> _Action item_: For each statement below, tell whether it agrees with the passage on congenital hip dislocation, answering yes or no and quoting the passage's deciding words. 1. The study examined 250 patients aged from 5 months to 2 years. 2. The "true" prevalence of DHJ requiring treatment is believed to be 1.7 to 35 cases per 1000 newborns. 3. Every patient in the study required surgical treatment.

Results and Conclusion. The most common causes of errors during diagnosis of congenital hip dislocation in children are the lack of examination of the newborn by an orthopedist in the maternity hospital and sonographic screening as well as an error in its implementation. At the onset of treatment, the use of structures that did not provide the optimal position for repositioning the femoral head was noted as well as late indications for primary surgical treatment in cases of unreducible hips.

Full Text

Introduction

Dysplasia of hip joints (DHJ) and congenital hip dislocation (CHD) are common development abnormalities in newborns and two of the main causes of early coxarthrosis and disability of patients [1-4].

DHJ includes a wide range of anatomical changes that arise from disorder of normal hip development during embryonic, intrauterine, and infant growth periods [5-7]. The incidence rate varies from 1.7 to 35 cases per 1000 newborns and depends, inter alia, on age at the time of the study and application of diagnostic methods. It is believed that the “true” prevalence of DHJ requiring treatment is 5–10 cases per 1000 newborns [8-10].

The problem of diagnosis and treatment of children with DHJ and CHD is given much attention in modern scientific literature. It is indisputable that long-term treatment success for children with hip dislocation depends on early diagnosis of the condition and maintenance of concentric repositioning in the first weeks and months of a child’s life [4, 10-16].

Nevertheless, cases of late pathology detection, treatment failure, and complication development are still common, which, however, is not adequately reflected in modern literature.

The aim of the study was to identify the causes of the most common errors at the stages of diagnosis and treatment initiation in children with CHD in the first year of life.

Materials and methods

The work was based on a retrospective analysis of the history data: the history of diagnosis and previous treatment as well as clinical, sonographic, radiation, and magnetic resonance methods of examination of 250 patients ranging in age from 5 months to 2 years. These patients were admitted in the specialized department of the hip joint pathology of the Turner Scientific and Research Institute for Children’s Orthopedics with CHD diagnosis in 2005–2015 from various regions of the Russian Federation. All patients required surgical treatment. In a detailed analysis of the history and previous examination of children as well as our own intraoperative data, we tried to establish the factors that resulted from the failure of conservative measures at the prehospital stage.

Results and discussion

For the convenience of presenting the material, we considered the data obtained in accordance with the order of scheduled orthopedic examinations of a child in the first year of life.

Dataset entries

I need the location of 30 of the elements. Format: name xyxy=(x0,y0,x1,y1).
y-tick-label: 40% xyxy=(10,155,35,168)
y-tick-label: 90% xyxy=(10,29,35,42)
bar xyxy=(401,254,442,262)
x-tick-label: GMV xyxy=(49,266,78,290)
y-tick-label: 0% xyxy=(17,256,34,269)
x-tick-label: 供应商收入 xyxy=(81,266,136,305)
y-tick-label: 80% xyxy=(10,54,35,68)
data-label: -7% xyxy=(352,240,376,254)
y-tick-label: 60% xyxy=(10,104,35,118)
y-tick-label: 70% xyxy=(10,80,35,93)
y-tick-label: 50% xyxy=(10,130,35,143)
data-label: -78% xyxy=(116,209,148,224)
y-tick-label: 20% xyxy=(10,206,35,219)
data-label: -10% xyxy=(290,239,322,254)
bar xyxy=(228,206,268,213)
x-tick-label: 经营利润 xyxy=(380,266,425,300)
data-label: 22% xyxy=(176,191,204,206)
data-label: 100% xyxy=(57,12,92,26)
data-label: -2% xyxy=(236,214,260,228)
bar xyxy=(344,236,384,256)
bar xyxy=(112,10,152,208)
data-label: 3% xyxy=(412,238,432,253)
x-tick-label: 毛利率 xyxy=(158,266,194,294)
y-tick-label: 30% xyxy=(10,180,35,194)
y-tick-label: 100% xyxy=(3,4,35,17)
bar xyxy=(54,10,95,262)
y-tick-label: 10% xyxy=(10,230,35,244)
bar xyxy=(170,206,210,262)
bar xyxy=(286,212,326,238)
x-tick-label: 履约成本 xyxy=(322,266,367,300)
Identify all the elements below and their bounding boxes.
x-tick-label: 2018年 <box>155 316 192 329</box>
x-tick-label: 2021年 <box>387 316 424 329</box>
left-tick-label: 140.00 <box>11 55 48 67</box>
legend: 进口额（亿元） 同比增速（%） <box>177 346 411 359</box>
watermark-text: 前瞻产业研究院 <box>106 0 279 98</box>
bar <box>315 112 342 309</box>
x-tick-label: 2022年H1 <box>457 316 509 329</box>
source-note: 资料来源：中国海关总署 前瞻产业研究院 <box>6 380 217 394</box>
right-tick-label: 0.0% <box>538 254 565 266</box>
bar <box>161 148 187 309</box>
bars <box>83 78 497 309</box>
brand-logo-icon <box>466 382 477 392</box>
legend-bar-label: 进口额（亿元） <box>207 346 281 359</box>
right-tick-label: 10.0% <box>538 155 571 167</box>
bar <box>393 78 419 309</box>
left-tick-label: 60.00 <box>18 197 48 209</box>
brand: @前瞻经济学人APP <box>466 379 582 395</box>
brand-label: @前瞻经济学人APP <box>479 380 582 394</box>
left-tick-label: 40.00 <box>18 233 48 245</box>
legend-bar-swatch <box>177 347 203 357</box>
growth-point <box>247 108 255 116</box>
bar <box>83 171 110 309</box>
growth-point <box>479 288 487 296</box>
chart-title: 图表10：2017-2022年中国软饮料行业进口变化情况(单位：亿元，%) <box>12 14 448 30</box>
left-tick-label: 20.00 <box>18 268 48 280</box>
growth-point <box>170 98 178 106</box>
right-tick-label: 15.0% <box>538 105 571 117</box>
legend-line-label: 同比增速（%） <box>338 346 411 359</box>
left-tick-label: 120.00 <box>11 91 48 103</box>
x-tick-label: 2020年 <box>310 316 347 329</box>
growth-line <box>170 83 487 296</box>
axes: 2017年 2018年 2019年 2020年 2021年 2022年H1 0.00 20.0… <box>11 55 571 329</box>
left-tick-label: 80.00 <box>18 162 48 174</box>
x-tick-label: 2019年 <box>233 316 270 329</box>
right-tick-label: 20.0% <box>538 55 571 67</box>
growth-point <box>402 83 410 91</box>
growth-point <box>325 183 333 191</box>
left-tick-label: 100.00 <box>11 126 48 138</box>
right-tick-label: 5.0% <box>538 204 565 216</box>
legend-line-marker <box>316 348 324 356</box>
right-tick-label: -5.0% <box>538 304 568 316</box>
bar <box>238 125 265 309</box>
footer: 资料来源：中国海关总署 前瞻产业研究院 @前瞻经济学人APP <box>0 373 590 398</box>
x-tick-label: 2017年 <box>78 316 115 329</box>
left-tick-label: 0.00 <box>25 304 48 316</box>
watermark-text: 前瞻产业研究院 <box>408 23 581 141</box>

> _Response box_:
1. Yes: "examination of 250 patients ranging in age from 5 months to 2 years"
2. No: "It is believed that the “true” prevalence of DHJ requiring treatment is 5–10 cases per 1000 newborns"
3. Yes: "All patients required surgical treatment."